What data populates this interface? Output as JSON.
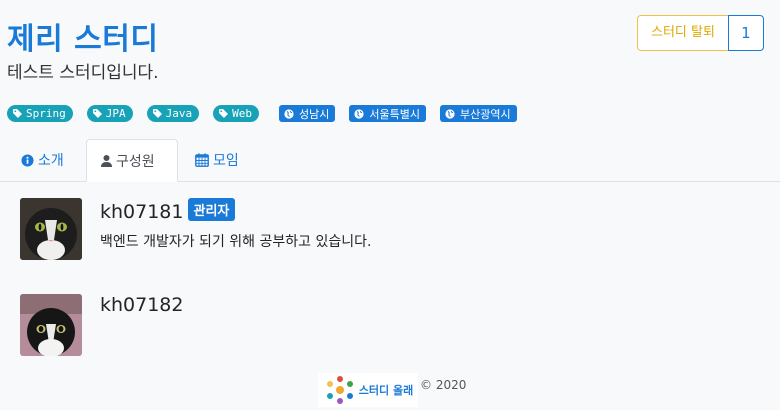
{
  "study": {
    "title": "제리 스터디",
    "description": "테스트 스터디입니다.",
    "leave_label": "스터디 탈퇴",
    "member_count": "1"
  },
  "tags": [
    "Spring",
    "JPA",
    "Java",
    "Web"
  ],
  "zones": [
    "성남시",
    "서울특별시",
    "부산광역시"
  ],
  "tabs": [
    {
      "label": "소개",
      "icon": "info-circle-icon"
    },
    {
      "label": "구성원",
      "icon": "user-icon",
      "active": true
    },
    {
      "label": "모임",
      "icon": "calendar-icon"
    }
  ],
  "members": [
    {
      "name": "kh07181",
      "badge": "관리자",
      "bio": "백엔드 개발자가 되기 위해 공부하고 있습니다."
    },
    {
      "name": "kh07182"
    }
  ],
  "footer": {
    "logo_text": "스터디 올래",
    "copyright": "© 2020"
  },
  "colors": {
    "primary": "#1a7ad8",
    "tag": "#17a2b8",
    "warning": "#e0a800"
  }
}
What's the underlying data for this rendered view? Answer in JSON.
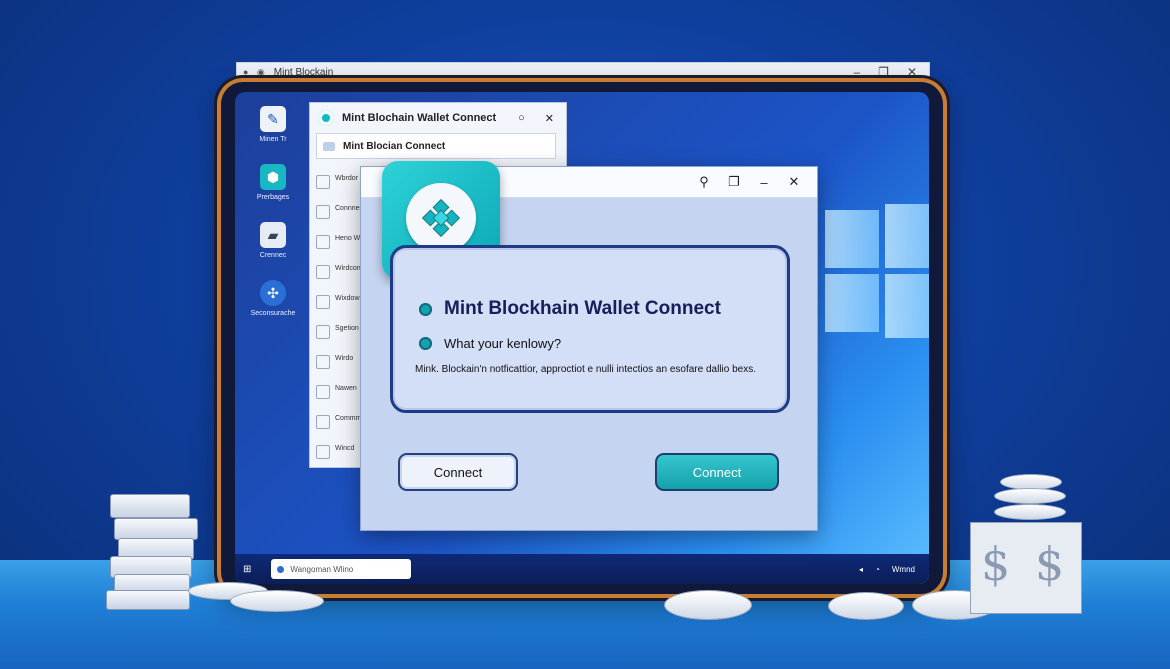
{
  "background_window": {
    "title": "Mint Blockain",
    "controls": [
      "–",
      "❐",
      "✕"
    ]
  },
  "desktop_icons": [
    {
      "label": "Minen Tr",
      "icon": "document-icon"
    },
    {
      "label": "Prerbages",
      "icon": "hexagon-icon"
    },
    {
      "label": "Crennec",
      "icon": "folder-icon"
    },
    {
      "label": "Seconsurache",
      "icon": "network-icon"
    }
  ],
  "side_panel": {
    "title": "Mint Blochain Wallet Connect",
    "subtitle": "Mint Blocian Connect",
    "controls": [
      "○",
      "✕"
    ],
    "items": [
      {
        "label": "Wbrdor"
      },
      {
        "label": "Connnect"
      },
      {
        "label": "Heno W"
      },
      {
        "label": "Wirdcon"
      },
      {
        "label": "Wixdow"
      },
      {
        "label": "Sgetion"
      },
      {
        "label": "Wirdo"
      },
      {
        "label": "Nawen"
      },
      {
        "label": "Commm"
      },
      {
        "label": "Wincd"
      }
    ]
  },
  "taskbar": {
    "search_text": "Wangoman Wlino",
    "tray_text": "Wmnd"
  },
  "dialog": {
    "controls": [
      "⚲",
      "❐",
      "–",
      "✕"
    ],
    "title": "Mint Blockhain Wallet Connect",
    "question": "What your kenlowy?",
    "body": "Mink. Blockain'n notficattior, approctiot e nulli intectios an esofare dallio bexs.",
    "buttons": {
      "secondary": "Connect",
      "primary": "Connect"
    }
  },
  "colors": {
    "accent": "#14a2b1",
    "dialog_bg": "#c5d4f0",
    "screen": "#1c54c7"
  }
}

--- JOB ---
Quote the material above exactly, from the line holding "What's the underlying" through its last line, including both. Omit the pictures.

--- ANSWER TO THE PROBLEM ---
What's the underlying data for this rendered view? Answer in JSON.
{
  "background_window": {
    "title": "Mint Blockain",
    "controls": [
      "–",
      "❐",
      "✕"
    ]
  },
  "desktop_icons": [
    {
      "label": "Minen Tr",
      "icon": "document-icon"
    },
    {
      "label": "Prerbages",
      "icon": "hexagon-icon"
    },
    {
      "label": "Crennec",
      "icon": "folder-icon"
    },
    {
      "label": "Seconsurache",
      "icon": "network-icon"
    }
  ],
  "side_panel": {
    "title": "Mint Blochain Wallet Connect",
    "subtitle": "Mint Blocian Connect",
    "controls": [
      "○",
      "✕"
    ],
    "items": [
      {
        "label": "Wbrdor"
      },
      {
        "label": "Connnect"
      },
      {
        "label": "Heno W"
      },
      {
        "label": "Wirdcon"
      },
      {
        "label": "Wixdow"
      },
      {
        "label": "Sgetion"
      },
      {
        "label": "Wirdo"
      },
      {
        "label": "Nawen"
      },
      {
        "label": "Commm"
      },
      {
        "label": "Wincd"
      }
    ]
  },
  "taskbar": {
    "search_text": "Wangoman Wlino",
    "tray_text": "Wmnd"
  },
  "dialog": {
    "controls": [
      "⚲",
      "❐",
      "–",
      "✕"
    ],
    "title": "Mint Blockhain Wallet Connect",
    "question": "What your kenlowy?",
    "body": "Mink. Blockain'n notficattior, approctiot e nulli intectios an esofare dallio bexs.",
    "buttons": {
      "secondary": "Connect",
      "primary": "Connect"
    }
  },
  "colors": {
    "accent": "#14a2b1",
    "dialog_bg": "#c5d4f0",
    "screen": "#1c54c7"
  }
}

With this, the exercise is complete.